* [YOUR INSTRUCTIONS] Pictures do not belong in the copy; restate the records below word for word.

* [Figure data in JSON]

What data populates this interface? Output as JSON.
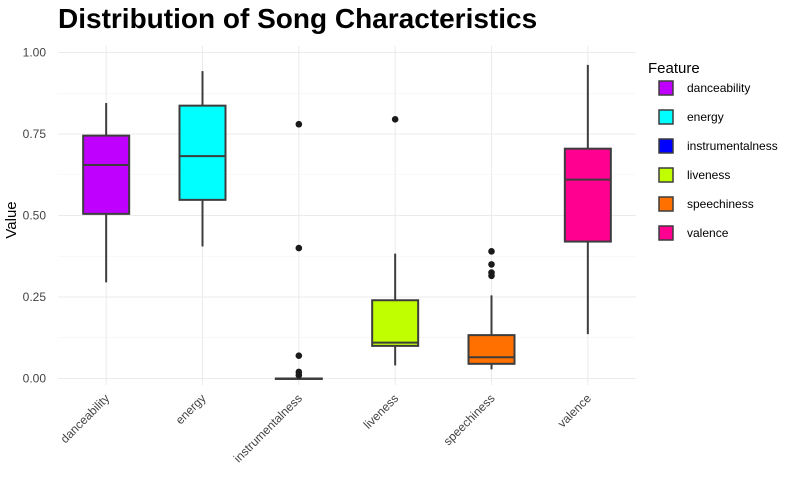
{
  "chart_data": {
    "type": "box",
    "title": "Distribution of Song Characteristics",
    "xlabel": "",
    "ylabel": "Value",
    "ylim": [
      -0.02,
      1.02
    ],
    "yticks": [
      0.0,
      0.25,
      0.5,
      0.75,
      1.0
    ],
    "ytick_labels": [
      "0.00",
      "0.25",
      "0.50",
      "0.75",
      "1.00"
    ],
    "grid": true,
    "legend": {
      "title": "Feature",
      "placement": "right"
    },
    "categories": [
      "danceability",
      "energy",
      "instrumentalness",
      "liveness",
      "speechiness",
      "valence"
    ],
    "series": [
      {
        "name": "danceability",
        "color": "#BF00FF",
        "min": 0.295,
        "q1": 0.505,
        "median": 0.655,
        "q3": 0.745,
        "max": 0.845,
        "outliers": []
      },
      {
        "name": "energy",
        "color": "#00FFFF",
        "min": 0.405,
        "q1": 0.548,
        "median": 0.682,
        "q3": 0.837,
        "max": 0.943,
        "outliers": []
      },
      {
        "name": "instrumentalness",
        "color": "#0000FF",
        "min": 0.0,
        "q1": 0.0,
        "median": 0.0,
        "q3": 0.0,
        "max": 0.0,
        "outliers": [
          0.78,
          0.4,
          0.07,
          0.02,
          0.01
        ]
      },
      {
        "name": "liveness",
        "color": "#BFFF00",
        "min": 0.04,
        "q1": 0.1,
        "median": 0.11,
        "q3": 0.24,
        "max": 0.383,
        "outliers": [
          0.795
        ]
      },
      {
        "name": "speechiness",
        "color": "#FF7000",
        "min": 0.028,
        "q1": 0.045,
        "median": 0.065,
        "q3": 0.133,
        "max": 0.255,
        "outliers": [
          0.39,
          0.35,
          0.325,
          0.315
        ]
      },
      {
        "name": "valence",
        "color": "#FF0090",
        "min": 0.136,
        "q1": 0.42,
        "median": 0.61,
        "q3": 0.705,
        "max": 0.962,
        "outliers": []
      }
    ]
  }
}
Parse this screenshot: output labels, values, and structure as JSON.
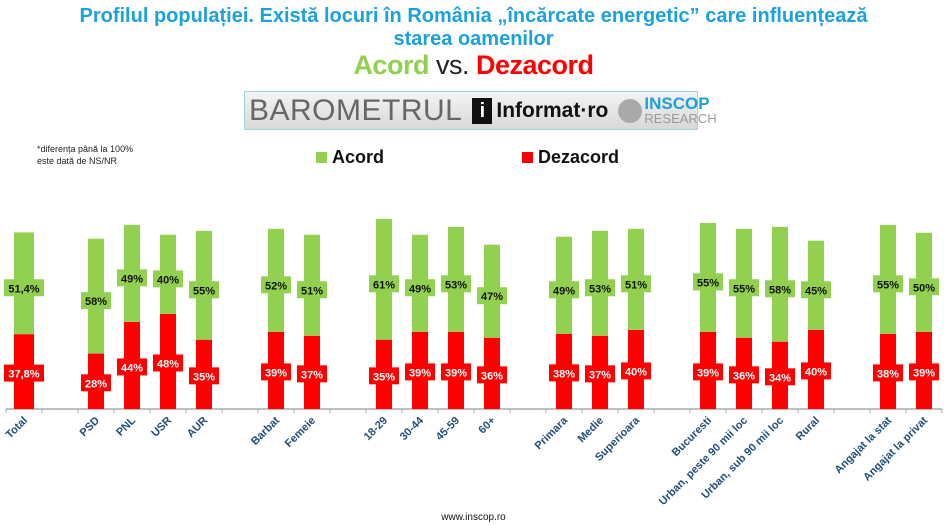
{
  "header": {
    "title_line1": "Profilul populației. Există locuri în România „încărcate energetic” care influențează",
    "title_line2": "starea oamenilor",
    "subtitle_acord": "Acord",
    "subtitle_vs": "vs.",
    "subtitle_dezacord": "Dezacord"
  },
  "logo": {
    "barometrul": "BAROMETRUL",
    "informat": "Informat·ro",
    "inscop": "INSCOP",
    "research": "RESEARCH"
  },
  "note": {
    "line1": "*diferența până la 100%",
    "line2": "este dată de NS/NR"
  },
  "footer": "www.inscop.ro",
  "chart_data": {
    "type": "bar",
    "stacked": true,
    "title": "Profilul populației. Există locuri în România „încărcate energetic” care influențează starea oamenilor",
    "categories": [
      "Total",
      "",
      "PSD",
      "PNL",
      "USR",
      "AUR",
      "",
      "Barbat",
      "Femeie",
      "",
      "18-29",
      "30-44",
      "45-59",
      "60+",
      "",
      "Primara",
      "Medie",
      "Superioara",
      "",
      "Bucuresti",
      "Urban, peste 90 mii loc",
      "Urban, sub 90 mii loc",
      "Rural",
      "",
      "Angajat la stat",
      "Angajat la privat"
    ],
    "series": [
      {
        "name": "Dezacord",
        "color": "#ff0000",
        "values": [
          37.8,
          null,
          28,
          44,
          48,
          35,
          null,
          39,
          37,
          null,
          35,
          39,
          39,
          36,
          null,
          38,
          37,
          40,
          null,
          39,
          36,
          34,
          40,
          null,
          38,
          39
        ],
        "labels": [
          "37,8%",
          "",
          "28%",
          "44%",
          "48%",
          "35%",
          "",
          "39%",
          "37%",
          "",
          "35%",
          "39%",
          "39%",
          "36%",
          "",
          "38%",
          "37%",
          "40%",
          "",
          "39%",
          "36%",
          "34%",
          "40%",
          "",
          "38%",
          "39%"
        ]
      },
      {
        "name": "Acord",
        "color": "#92d050",
        "values": [
          51.4,
          null,
          58,
          49,
          40,
          55,
          null,
          52,
          51,
          null,
          61,
          49,
          53,
          47,
          null,
          49,
          53,
          51,
          null,
          55,
          55,
          58,
          45,
          null,
          55,
          50
        ],
        "labels": [
          "51,4%",
          "",
          "58%",
          "49%",
          "40%",
          "55%",
          "",
          "52%",
          "51%",
          "",
          "61%",
          "49%",
          "53%",
          "47%",
          "",
          "49%",
          "53%",
          "51%",
          "",
          "55%",
          "55%",
          "58%",
          "45%",
          "",
          "55%",
          "50%"
        ]
      }
    ],
    "legend": [
      "Acord",
      "Dezacord"
    ],
    "legend_position": "top",
    "ylim": [
      0,
      100
    ],
    "grid": false
  }
}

* [EXERCISE SOLUTION]
What data populates this interface? Output as JSON.
{
  "chart_data": {
    "type": "box",
    "title": "Distribution of Song Characteristics",
    "xlabel": "",
    "ylabel": "Value",
    "ylim": [
      -0.02,
      1.02
    ],
    "yticks": [
      0.0,
      0.25,
      0.5,
      0.75,
      1.0
    ],
    "ytick_labels": [
      "0.00",
      "0.25",
      "0.50",
      "0.75",
      "1.00"
    ],
    "grid": true,
    "legend": {
      "title": "Feature",
      "placement": "right"
    },
    "categories": [
      "danceability",
      "energy",
      "instrumentalness",
      "liveness",
      "speechiness",
      "valence"
    ],
    "series": [
      {
        "name": "danceability",
        "color": "#BF00FF",
        "min": 0.295,
        "q1": 0.505,
        "median": 0.655,
        "q3": 0.745,
        "max": 0.845,
        "outliers": []
      },
      {
        "name": "energy",
        "color": "#00FFFF",
        "min": 0.405,
        "q1": 0.548,
        "median": 0.682,
        "q3": 0.837,
        "max": 0.943,
        "outliers": []
      },
      {
        "name": "instrumentalness",
        "color": "#0000FF",
        "min": 0.0,
        "q1": 0.0,
        "median": 0.0,
        "q3": 0.0,
        "max": 0.0,
        "outliers": [
          0.78,
          0.4,
          0.07,
          0.02,
          0.01
        ]
      },
      {
        "name": "liveness",
        "color": "#BFFF00",
        "min": 0.04,
        "q1": 0.1,
        "median": 0.11,
        "q3": 0.24,
        "max": 0.383,
        "outliers": [
          0.795
        ]
      },
      {
        "name": "speechiness",
        "color": "#FF7000",
        "min": 0.028,
        "q1": 0.045,
        "median": 0.065,
        "q3": 0.133,
        "max": 0.255,
        "outliers": [
          0.39,
          0.35,
          0.325,
          0.315
        ]
      },
      {
        "name": "valence",
        "color": "#FF0090",
        "min": 0.136,
        "q1": 0.42,
        "median": 0.61,
        "q3": 0.705,
        "max": 0.962,
        "outliers": []
      }
    ]
  }
}
Parse this screenshot: output labels, values, and structure as JSON.
{
  "header": {
    "title_line1": "Profilul populației. Există locuri în România „încărcate energetic” care influențează",
    "title_line2": "starea oamenilor",
    "subtitle_acord": "Acord",
    "subtitle_vs": "vs.",
    "subtitle_dezacord": "Dezacord"
  },
  "logo": {
    "barometrul": "BAROMETRUL",
    "informat": "Informat·ro",
    "inscop": "INSCOP",
    "research": "RESEARCH"
  },
  "note": {
    "line1": "*diferența până la 100%",
    "line2": "este dată de NS/NR"
  },
  "footer": "www.inscop.ro",
  "chart_data": {
    "type": "bar",
    "stacked": true,
    "title": "Profilul populației. Există locuri în România „încărcate energetic” care influențează starea oamenilor",
    "categories": [
      "Total",
      "",
      "PSD",
      "PNL",
      "USR",
      "AUR",
      "",
      "Barbat",
      "Femeie",
      "",
      "18-29",
      "30-44",
      "45-59",
      "60+",
      "",
      "Primara",
      "Medie",
      "Superioara",
      "",
      "Bucuresti",
      "Urban, peste 90 mii loc",
      "Urban, sub 90 mii loc",
      "Rural",
      "",
      "Angajat la stat",
      "Angajat la privat"
    ],
    "series": [
      {
        "name": "Dezacord",
        "color": "#ff0000",
        "values": [
          37.8,
          null,
          28,
          44,
          48,
          35,
          null,
          39,
          37,
          null,
          35,
          39,
          39,
          36,
          null,
          38,
          37,
          40,
          null,
          39,
          36,
          34,
          40,
          null,
          38,
          39
        ],
        "labels": [
          "37,8%",
          "",
          "28%",
          "44%",
          "48%",
          "35%",
          "",
          "39%",
          "37%",
          "",
          "35%",
          "39%",
          "39%",
          "36%",
          "",
          "38%",
          "37%",
          "40%",
          "",
          "39%",
          "36%",
          "34%",
          "40%",
          "",
          "38%",
          "39%"
        ]
      },
      {
        "name": "Acord",
        "color": "#92d050",
        "values": [
          51.4,
          null,
          58,
          49,
          40,
          55,
          null,
          52,
          51,
          null,
          61,
          49,
          53,
          47,
          null,
          49,
          53,
          51,
          null,
          55,
          55,
          58,
          45,
          null,
          55,
          50
        ],
        "labels": [
          "51,4%",
          "",
          "58%",
          "49%",
          "40%",
          "55%",
          "",
          "52%",
          "51%",
          "",
          "61%",
          "49%",
          "53%",
          "47%",
          "",
          "49%",
          "53%",
          "51%",
          "",
          "55%",
          "55%",
          "58%",
          "45%",
          "",
          "55%",
          "50%"
        ]
      }
    ],
    "legend": [
      "Acord",
      "Dezacord"
    ],
    "legend_position": "top",
    "ylim": [
      0,
      100
    ],
    "grid": false
  }
}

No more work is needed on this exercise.